:: Recorded data

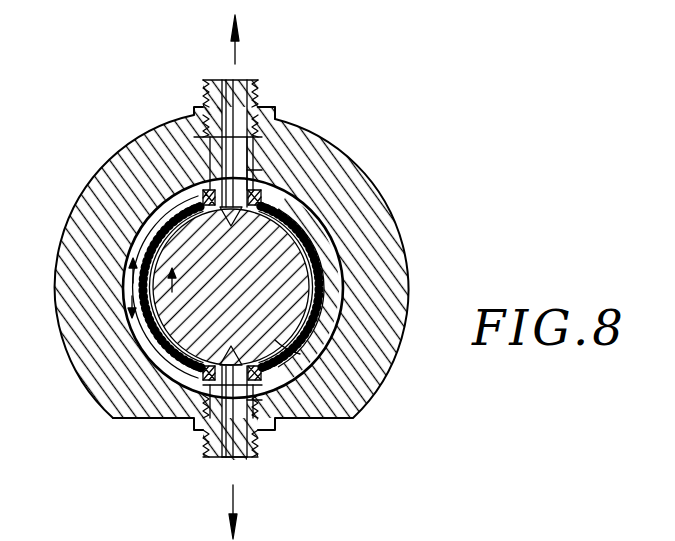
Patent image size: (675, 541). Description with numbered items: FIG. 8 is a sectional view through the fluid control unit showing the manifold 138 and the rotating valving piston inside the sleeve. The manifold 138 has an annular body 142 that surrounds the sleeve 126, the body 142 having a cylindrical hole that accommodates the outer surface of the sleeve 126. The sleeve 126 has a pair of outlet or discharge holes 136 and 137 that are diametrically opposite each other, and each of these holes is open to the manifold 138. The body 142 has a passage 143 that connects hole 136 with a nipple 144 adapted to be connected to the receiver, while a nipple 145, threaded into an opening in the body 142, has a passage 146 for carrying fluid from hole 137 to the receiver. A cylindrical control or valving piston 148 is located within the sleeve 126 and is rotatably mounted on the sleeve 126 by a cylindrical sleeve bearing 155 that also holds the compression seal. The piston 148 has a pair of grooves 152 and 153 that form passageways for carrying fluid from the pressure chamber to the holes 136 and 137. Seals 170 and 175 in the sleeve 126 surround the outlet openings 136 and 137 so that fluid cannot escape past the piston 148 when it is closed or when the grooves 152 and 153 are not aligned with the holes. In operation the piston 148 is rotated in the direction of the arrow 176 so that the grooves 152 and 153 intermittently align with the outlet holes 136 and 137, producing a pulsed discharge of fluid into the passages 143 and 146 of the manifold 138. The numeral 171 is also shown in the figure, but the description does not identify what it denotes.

The manifold 138 is at (104, 156).
The annular body 142 is at (362, 205).
The nipple 144 is at (258, 82).
The passage 143 is at (262, 143).
The outlet hole 136 is at (250, 180).
The seal 170 is at (203, 190).
The groove 152 is at (229, 224).
The arrow 176 is at (174, 300).
The groove 153 is at (222, 352).
The sleeve 126 is at (150, 343).
The sleeve bearing 155 is at (326, 248).
The flow gap 171 is at (126, 287).
The valving piston 148 is at (300, 354).
The seal 175 is at (178, 387).
The outlet hole 137 is at (243, 387).
The nipple 145 is at (206, 450).
The passage 146 is at (237, 458).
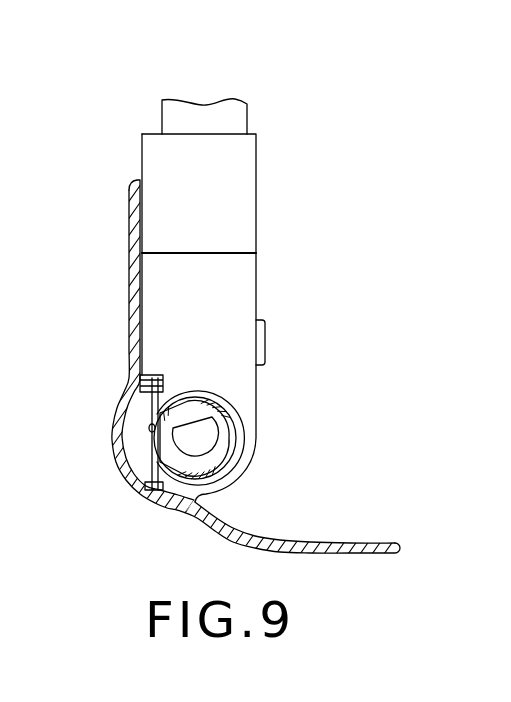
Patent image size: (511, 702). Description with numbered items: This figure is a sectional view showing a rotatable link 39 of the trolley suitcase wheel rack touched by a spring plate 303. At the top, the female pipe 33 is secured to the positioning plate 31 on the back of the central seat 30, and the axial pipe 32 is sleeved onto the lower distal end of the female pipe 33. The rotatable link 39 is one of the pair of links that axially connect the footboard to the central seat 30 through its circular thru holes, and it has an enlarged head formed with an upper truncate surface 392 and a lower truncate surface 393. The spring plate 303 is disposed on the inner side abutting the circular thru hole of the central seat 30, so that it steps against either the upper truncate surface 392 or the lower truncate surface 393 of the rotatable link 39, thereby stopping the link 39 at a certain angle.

The central seat 30 is at (363, 543).
The spring plate 303 is at (200, 458).
The positioning plate 31 is at (245, 288).
The axial pipe 32 is at (240, 168).
The female pipe 33 is at (210, 129).
The rotatable link 39 is at (200, 458).
The upper truncate surface 392 is at (160, 408).
The lower truncate surface 393 is at (163, 428).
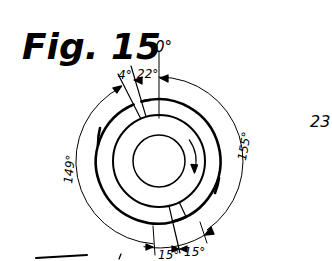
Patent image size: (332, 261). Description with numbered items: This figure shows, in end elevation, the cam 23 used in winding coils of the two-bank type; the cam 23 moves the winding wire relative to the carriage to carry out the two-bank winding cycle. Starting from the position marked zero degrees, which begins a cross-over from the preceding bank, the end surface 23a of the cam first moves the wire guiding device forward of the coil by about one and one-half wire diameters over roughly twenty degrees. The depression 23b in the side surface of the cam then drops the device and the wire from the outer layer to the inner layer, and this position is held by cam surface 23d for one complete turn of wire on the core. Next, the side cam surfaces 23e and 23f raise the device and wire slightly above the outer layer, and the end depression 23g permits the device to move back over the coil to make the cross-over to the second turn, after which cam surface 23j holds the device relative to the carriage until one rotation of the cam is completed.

The cam 23 is at (122, 161).
The end surface of the cam 23a is at (161, 101).
The depression in the side surface of the cam 23b is at (138, 104).
The cam surface 23d is at (101, 138).
The side cam surface 23e is at (143, 247).
The side cam surface 23f is at (201, 228).
The end depression of the cam 23g is at (176, 210).
The cam surface 23j is at (216, 188).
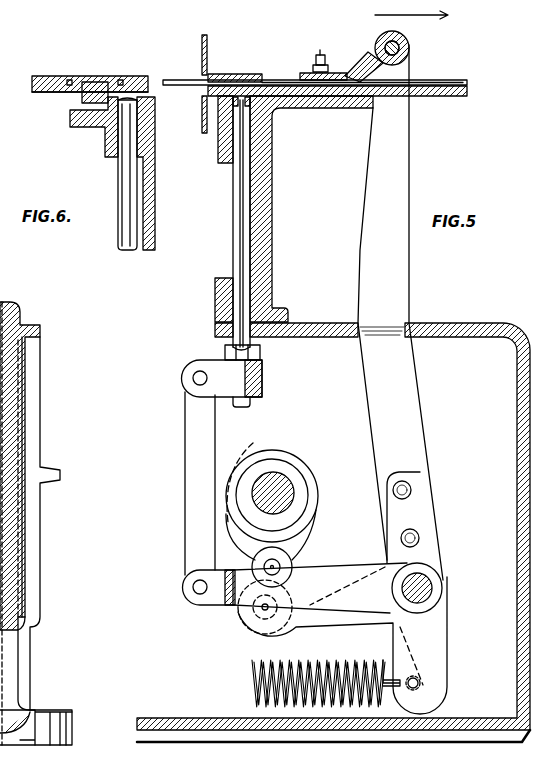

::::

The request → Reproduce the listing word for word, starting at its first line and ending at the line that contains "The groove 152 is at (229, 224).", both included. Leave the pictures out of the answer.

Exercise solution →
Patent image size: (675, 541). Description with numbered items: FIG. 8 is a sectional view through the fluid control unit showing the manifold 138 and the rotating valving piston inside the sleeve. The manifold 138 has an annular body 142 that surrounds the sleeve 126, the body 142 having a cylindrical hole that accommodates the outer surface of the sleeve 126. The sleeve 126 has a pair of outlet or discharge holes 136 and 137 that are diametrically opposite each other, and each of these holes is open to the manifold 138. The body 142 has a passage 143 that connects hole 136 with a nipple 144 adapted to be connected to the receiver, while a nipple 145, threaded into an opening in the body 142, has a passage 146 for carrying fluid from hole 137 to the receiver. A cylindrical control or valving piston 148 is located within the sleeve 126 and is rotatably mounted on the sleeve 126 by a cylindrical sleeve bearing 155 that also holds the compression seal. The piston 148 has a pair of grooves 152 and 153 that form passageways for carrying fluid from the pressure chamber to the holes 136 and 137. Seals 170 and 175 in the sleeve 126 surround the outlet openings 136 and 137 so that fluid cannot escape past the piston 148 when it is closed or when the grooves 152 and 153 are not aligned with the holes. In operation the piston 148 is rotated in the direction of the arrow 176 so that the grooves 152 and 153 intermittently align with the outlet holes 136 and 137, producing a pulsed discharge of fluid into the passages 143 and 146 of the manifold 138. The numeral 171 is also shown in the figure, but the description does not identify what it denotes.

The manifold 138 is at (104, 156).
The annular body 142 is at (362, 205).
The nipple 144 is at (258, 82).
The passage 143 is at (262, 143).
The outlet hole 136 is at (250, 180).
The seal 170 is at (203, 190).
The groove 152 is at (229, 224).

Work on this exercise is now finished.